What the task asks —
According to the text on interprofessional education, who should lead the interprofessional education committee?

Document text —
Other studies have examined the effect of interprofessional course work on students’ understanding and respect for the professional roles on a team. Faculty at the University of Toronto developed a 5-week interprofessional program where student initially (week 1) discussed areas of common professional knowledge and experience and then worked together through patient cases as a team (weeks 2-5).4 A survey of the student participants found that there was a significant increase in students’ appreciation of each profession’s scopes, roles, and values.  Moreover, participants had a stronger belief that collaboration was important to achieve the best patient care outcomes. Another study involved a yearlong structured program with nursing and PhD psychology students. Qualitative data revealed that participants had increased clarity of each others’ roles, approaches, and resources as well as how to collaborate in practice.5

So how can we make interprofessional education throughout the curriculum a reality? The first step is to create a common vision of interprofessional development. On campuses where there are multiple health care professional schools, representatives from each school must meet and create a shared vision as part of their respective schools’ goals. Then, formation of an interprofessional education committee is necessary to turn ideas into action. Committee members should consist of members of each of the health professional schools and led by a dedicated full-time champion (most often a professor who cares deeply about interprofessional collaboration). The committee should meet at regular intervals for continuous program improvement. The next step, and perhaps the most time intensive, is curriculum development, requiring the interprofessional education committee to work with the individual schools to align the curriculums. Last, but certainly not least, is teaching professors how to deliver instruction in a interprofessional manner. To achieve this, an active learning approach should be used. For example, East Carolina University’s Rural Health Training Program has an interprofessional preceptor development course that consists of several meetings and cases taught over multiple, highly interactive sessions.6

Interprofessional education in the classroom will never be a reality unless we make an effort to address professional-centrism, create a shared vision, and develop a plan.  There’s lots of work that needs to be done.  Let’s get started … now.

Extracted information —

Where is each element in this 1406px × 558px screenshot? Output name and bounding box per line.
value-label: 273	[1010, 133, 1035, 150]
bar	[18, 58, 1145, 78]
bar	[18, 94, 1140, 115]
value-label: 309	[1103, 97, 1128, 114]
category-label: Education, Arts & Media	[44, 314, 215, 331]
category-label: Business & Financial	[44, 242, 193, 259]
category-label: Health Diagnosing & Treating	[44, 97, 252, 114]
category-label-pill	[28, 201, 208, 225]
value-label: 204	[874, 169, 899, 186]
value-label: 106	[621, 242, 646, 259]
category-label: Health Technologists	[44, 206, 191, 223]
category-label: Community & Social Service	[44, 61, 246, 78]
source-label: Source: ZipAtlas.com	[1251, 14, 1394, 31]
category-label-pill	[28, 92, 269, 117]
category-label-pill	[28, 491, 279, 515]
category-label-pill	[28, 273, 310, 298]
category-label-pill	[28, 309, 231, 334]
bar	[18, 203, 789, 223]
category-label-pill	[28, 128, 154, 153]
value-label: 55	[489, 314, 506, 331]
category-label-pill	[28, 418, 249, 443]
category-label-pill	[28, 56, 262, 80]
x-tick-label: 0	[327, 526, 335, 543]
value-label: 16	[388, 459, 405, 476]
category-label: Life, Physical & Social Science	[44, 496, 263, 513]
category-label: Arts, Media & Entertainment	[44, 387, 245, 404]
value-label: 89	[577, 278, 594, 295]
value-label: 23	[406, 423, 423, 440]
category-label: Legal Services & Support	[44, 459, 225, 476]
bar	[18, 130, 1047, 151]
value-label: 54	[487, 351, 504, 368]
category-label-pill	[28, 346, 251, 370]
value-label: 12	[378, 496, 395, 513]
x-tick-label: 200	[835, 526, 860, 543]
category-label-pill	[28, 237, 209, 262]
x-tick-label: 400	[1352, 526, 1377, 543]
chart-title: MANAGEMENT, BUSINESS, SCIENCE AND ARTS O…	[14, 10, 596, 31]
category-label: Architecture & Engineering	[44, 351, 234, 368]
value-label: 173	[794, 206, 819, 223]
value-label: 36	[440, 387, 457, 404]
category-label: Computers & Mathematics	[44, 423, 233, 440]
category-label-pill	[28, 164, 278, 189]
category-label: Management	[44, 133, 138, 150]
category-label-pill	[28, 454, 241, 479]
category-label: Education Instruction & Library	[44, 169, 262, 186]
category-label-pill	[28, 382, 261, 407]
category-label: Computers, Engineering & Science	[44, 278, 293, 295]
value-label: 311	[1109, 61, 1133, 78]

Task solution —
A dedicated full-time champion, most often a professor who cares deeply about interprofessional collaboration.